◆ **Directive**: Continue the matrix factorization training notebook below from the point where it stops.

═════ Source document ═════

# Train Matrix Factorization Model (Retrieval Stage)

This notebook trains the Matrix Factorization model for the retrieval stage of the two-stage recommendation system.


In [None]:
import sys
import os
import pandas as pd
import pickle
import io
import numpy as np
from typing import Dict, Tuple, List
from datetime import datetime

# Install surprise library if not already installed
try:
    import surprise
except ImportError:
    print("Installing surprise library...")
    import subprocess
    subprocess.check_call(["pip", "install", "scikit-surprise"])
    import surprise

import boto3
import sagemaker
from sklearn.neighbors import NearestNeighbors
from surprise import SVD, Dataset, Reader

# Configuration
def get_config():
    """Get configuration dictionary."""
    return {
        'region': "ap-south-1",
        'role_arn': "arn:aws:iam::487512486150:role/recommendationsystem-sagemaker-role",
        'bucket': "amazon-sagemaker-local-dev-store",
        'user_feature_group_name': "all-beauty-users-1766218384",
        'item_feature_group_name': "all-beauty-items-1766218384"
    }

def initialize_sessions(config: dict = None):
    """Initialize AWS and SageMaker sessions."""
    if config is None:
        config = get_config()
    
    boto_session = boto3.Session(region_name=config['region'])
    sagemaker_session = sagemaker.Session(
        boto_session=boto_session,
        default_bucket=config['bucket']
    )
    featurestore_runtime = boto_session.client(
        service_name='sagemaker-featurestore-runtime',
        region_name=config['region']
    )
    sagemaker_client = boto_session.client(
        service_name='sagemaker',
        region_name=config['region']
    )

═════ Extracted records ═════

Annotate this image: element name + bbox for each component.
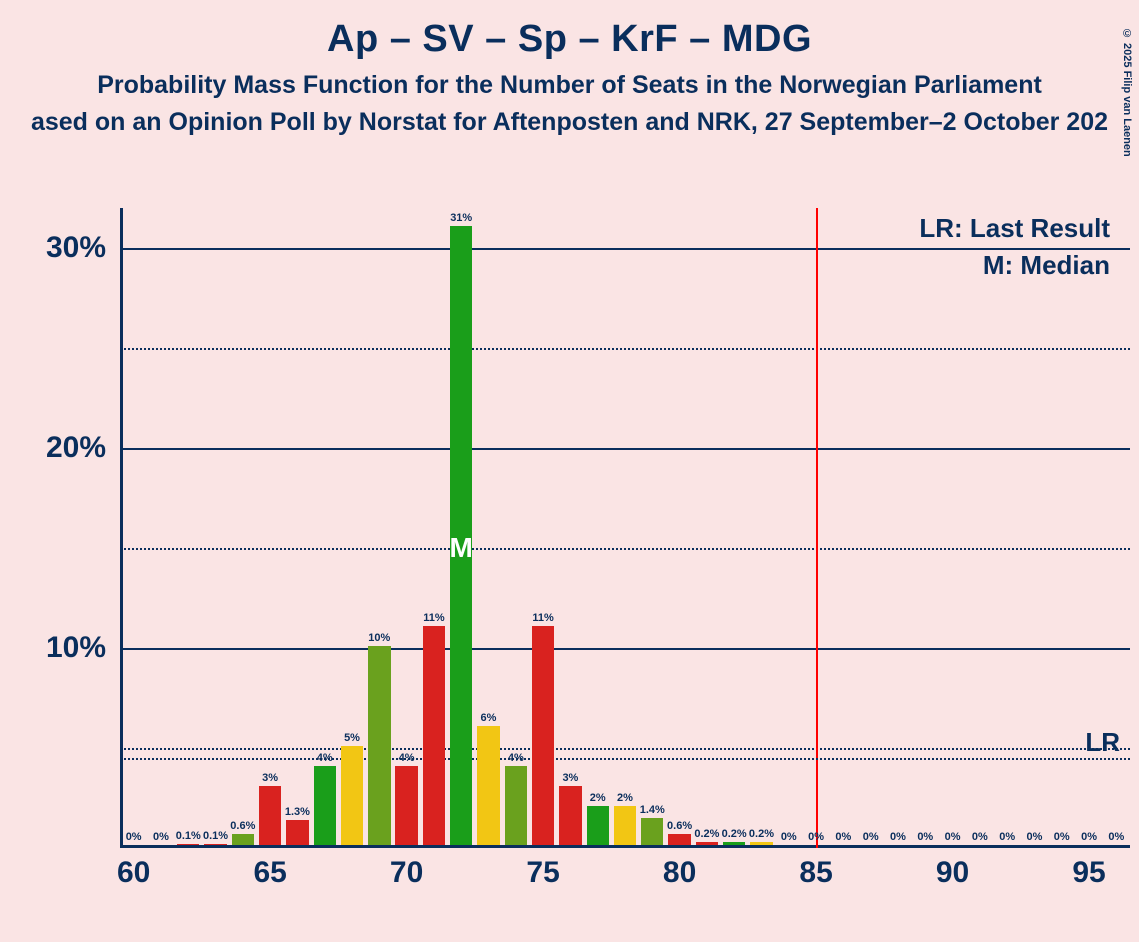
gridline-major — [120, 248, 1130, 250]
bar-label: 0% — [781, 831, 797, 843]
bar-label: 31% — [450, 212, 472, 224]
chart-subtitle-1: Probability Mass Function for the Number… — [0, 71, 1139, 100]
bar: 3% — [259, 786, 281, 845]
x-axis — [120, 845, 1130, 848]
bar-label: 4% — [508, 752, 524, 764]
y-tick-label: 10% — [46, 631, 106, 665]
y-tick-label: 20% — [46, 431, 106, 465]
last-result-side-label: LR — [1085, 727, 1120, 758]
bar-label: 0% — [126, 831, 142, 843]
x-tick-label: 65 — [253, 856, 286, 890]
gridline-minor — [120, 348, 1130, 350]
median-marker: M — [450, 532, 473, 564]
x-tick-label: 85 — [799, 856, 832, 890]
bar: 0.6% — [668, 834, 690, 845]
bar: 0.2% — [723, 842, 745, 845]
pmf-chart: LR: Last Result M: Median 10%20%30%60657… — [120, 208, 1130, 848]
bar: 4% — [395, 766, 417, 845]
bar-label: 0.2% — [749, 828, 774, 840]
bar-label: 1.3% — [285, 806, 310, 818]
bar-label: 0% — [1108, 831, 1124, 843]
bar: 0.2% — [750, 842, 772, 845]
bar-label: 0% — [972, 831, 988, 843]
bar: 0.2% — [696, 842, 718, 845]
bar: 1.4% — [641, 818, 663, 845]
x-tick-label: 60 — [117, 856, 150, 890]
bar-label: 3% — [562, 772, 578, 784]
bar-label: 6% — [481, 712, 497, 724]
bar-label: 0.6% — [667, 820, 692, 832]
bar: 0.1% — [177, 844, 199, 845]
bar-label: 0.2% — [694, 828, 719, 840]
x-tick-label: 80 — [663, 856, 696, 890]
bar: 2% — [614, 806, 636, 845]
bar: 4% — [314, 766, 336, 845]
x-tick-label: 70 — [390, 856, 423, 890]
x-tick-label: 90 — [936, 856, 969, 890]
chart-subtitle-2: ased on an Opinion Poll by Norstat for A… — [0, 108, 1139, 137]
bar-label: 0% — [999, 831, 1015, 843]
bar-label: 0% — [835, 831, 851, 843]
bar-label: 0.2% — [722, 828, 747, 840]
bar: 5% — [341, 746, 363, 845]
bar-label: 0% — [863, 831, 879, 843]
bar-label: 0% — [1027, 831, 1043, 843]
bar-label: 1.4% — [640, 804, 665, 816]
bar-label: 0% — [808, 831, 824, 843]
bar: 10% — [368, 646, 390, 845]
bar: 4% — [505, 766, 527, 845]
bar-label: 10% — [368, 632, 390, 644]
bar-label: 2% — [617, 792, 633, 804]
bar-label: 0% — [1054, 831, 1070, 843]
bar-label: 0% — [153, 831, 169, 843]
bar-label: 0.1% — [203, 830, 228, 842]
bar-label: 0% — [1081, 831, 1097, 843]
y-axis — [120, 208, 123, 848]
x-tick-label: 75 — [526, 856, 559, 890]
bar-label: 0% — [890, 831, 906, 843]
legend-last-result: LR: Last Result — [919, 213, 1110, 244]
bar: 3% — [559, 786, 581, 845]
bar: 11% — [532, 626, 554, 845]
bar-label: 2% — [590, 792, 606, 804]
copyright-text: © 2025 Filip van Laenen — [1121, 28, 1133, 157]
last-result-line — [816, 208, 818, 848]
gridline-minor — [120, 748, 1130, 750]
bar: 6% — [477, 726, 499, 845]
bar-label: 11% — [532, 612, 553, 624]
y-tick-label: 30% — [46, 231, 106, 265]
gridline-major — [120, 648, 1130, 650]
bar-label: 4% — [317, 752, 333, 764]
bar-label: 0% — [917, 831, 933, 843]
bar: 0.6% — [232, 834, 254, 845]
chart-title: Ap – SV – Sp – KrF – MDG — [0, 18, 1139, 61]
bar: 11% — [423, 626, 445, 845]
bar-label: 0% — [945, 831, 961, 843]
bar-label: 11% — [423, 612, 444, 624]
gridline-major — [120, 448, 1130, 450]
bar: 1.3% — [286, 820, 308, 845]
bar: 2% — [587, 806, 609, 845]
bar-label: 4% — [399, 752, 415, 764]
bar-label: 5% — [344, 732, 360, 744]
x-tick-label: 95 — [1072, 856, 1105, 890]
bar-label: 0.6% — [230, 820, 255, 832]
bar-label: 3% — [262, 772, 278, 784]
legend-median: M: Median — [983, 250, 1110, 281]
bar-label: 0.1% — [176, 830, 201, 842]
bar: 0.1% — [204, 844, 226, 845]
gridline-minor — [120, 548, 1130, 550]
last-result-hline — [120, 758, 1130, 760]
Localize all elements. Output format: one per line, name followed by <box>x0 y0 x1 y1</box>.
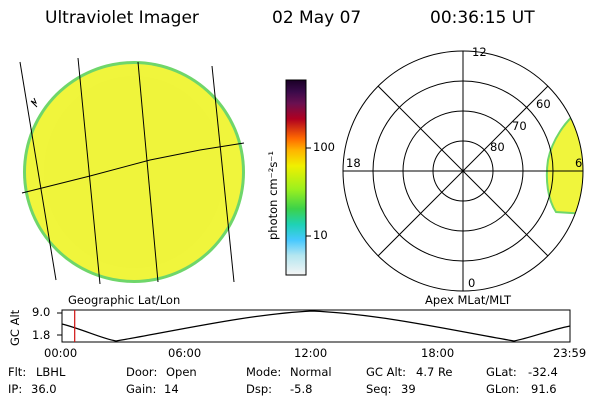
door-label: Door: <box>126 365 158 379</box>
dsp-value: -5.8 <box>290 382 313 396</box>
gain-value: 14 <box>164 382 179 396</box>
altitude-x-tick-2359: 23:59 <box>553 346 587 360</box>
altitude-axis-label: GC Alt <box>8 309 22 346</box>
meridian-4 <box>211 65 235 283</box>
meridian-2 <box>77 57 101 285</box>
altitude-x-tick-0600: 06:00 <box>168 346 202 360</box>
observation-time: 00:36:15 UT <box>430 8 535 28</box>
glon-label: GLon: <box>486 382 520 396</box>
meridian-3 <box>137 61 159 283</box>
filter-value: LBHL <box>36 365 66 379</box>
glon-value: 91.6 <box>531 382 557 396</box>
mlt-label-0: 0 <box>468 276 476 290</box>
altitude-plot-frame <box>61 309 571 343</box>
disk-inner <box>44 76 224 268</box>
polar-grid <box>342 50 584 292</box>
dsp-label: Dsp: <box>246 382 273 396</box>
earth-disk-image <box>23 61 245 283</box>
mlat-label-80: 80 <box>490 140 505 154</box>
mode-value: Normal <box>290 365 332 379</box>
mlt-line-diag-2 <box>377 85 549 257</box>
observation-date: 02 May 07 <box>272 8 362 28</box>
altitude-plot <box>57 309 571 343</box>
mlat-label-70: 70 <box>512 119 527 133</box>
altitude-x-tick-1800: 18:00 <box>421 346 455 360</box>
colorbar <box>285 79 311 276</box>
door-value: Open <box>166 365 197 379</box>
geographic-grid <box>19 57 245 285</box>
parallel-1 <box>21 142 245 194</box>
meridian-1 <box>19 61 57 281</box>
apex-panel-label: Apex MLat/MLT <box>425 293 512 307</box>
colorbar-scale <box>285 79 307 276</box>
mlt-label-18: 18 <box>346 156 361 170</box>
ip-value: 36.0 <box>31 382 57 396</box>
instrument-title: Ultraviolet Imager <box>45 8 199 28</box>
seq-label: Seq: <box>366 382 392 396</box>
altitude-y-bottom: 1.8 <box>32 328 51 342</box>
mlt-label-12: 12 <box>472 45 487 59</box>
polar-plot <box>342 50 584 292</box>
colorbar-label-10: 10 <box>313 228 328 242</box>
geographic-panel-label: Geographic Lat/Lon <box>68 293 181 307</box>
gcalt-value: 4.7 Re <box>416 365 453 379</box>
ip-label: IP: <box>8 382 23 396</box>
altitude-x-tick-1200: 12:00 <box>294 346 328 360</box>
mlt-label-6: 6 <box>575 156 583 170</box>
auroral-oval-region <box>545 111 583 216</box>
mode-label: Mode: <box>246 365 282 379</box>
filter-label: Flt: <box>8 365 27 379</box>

═════

◆ **Exercise output**:
    print(f"Initialized SageMaker session in {config['region']}")
    print(f"Default bucket: {config['bucket']}")
    
    return {
        'boto_session': boto_session,
        'sagemaker_session': sagemaker_session,
        'featurestore_runtime': featurestore_runtime,
        'sagemaker_client': sagemaker_client,
        'config': config
    }

# Matrix Factorization Functions
def prepare_mf_training_data(interactions_df, output_s3_path, bucket, boto_session):
    """Prepare training data for Matrix Factorization using Surprise library."""
    unique_users = sorted(interactions_df['user_id'].unique())
    unique_items = sorted(interactions_df['parent_asin'].unique())
    
    user_to_idx = {user: idx for idx, user in enumerate(unique_users)}
    item_to_idx = {item: idx for idx, item in enumerate(unique_items)}
    
    num_users = len(unique_users)
    num_items = len(unique_items)
    
    print(f"Number of unique users: {num_users}")
    print(f"Number of unique items: {num_items}")
    
    training_data = interactions_df[['user_id', 'parent_asin', 'rating']].copy()
    local_file = '/tmp/mf_training_data.csv'
    training_data.to_csv(local_file, index=False, header=False)
    
    s3_client = boto_session.client('s3')
    s3_path = output_s3_path.replace(f's3://{bucket}/', '')
    s3_client.upload_file(local_file, bucket, s3_path)
    
    s3_uri = f"s3://{bucket}/{s3_path}"
    print(f"Training data saved to: {s3_uri}")
    
    mappings = {
        'user_to_idx': user_to_idx,
        'item_to_idx': item_to_idx,
        'idx_to_user': {idx: user for user, idx in user_to_idx.items()},
        'idx_to_item': {idx: item for item, idx in item_to_idx.items()},
        'num_users': num_users,
        'num_items': num_items
    }
    
    mappings_key = s3_path.replace('.csv', '_mappings.pkl')
    mappings_buffer = io.BytesIO()
    pickle.dump(mappings, mappings_buffer)
    mappings_buffer.seek(0)
    s3_client.upload_fileobj(mappings_buffer, bucket, mappings_key)
    
    return s3_uri, mappings

def train_matrix_factorization(training_data_s3_uri, mappings, bucket, sagemaker_session, boto_session, 
                               n_factors=64, n_epochs=20, lr_all=0.005, reg_all=0.02):
    """Train a Matrix Factorization model using Surprise library's SVD algorithm."""
    s3_client = boto_session.client('s3')
    s3_path = training_data_s3_uri.replace('s3://', '').replace(f'{bucket}/', '')
    local_file = '/tmp/mf_training_data.csv'
    
    print(f"Downloading training data from {training_data_s3_uri}...")
    s3_client.download_file(bucket, s3_path, local_file)
    
    reader = Reader(line_format='user item rating', sep=',', rating_scale=(1, 5))
    data = Dataset.load_from_file(local_file, reader=reader)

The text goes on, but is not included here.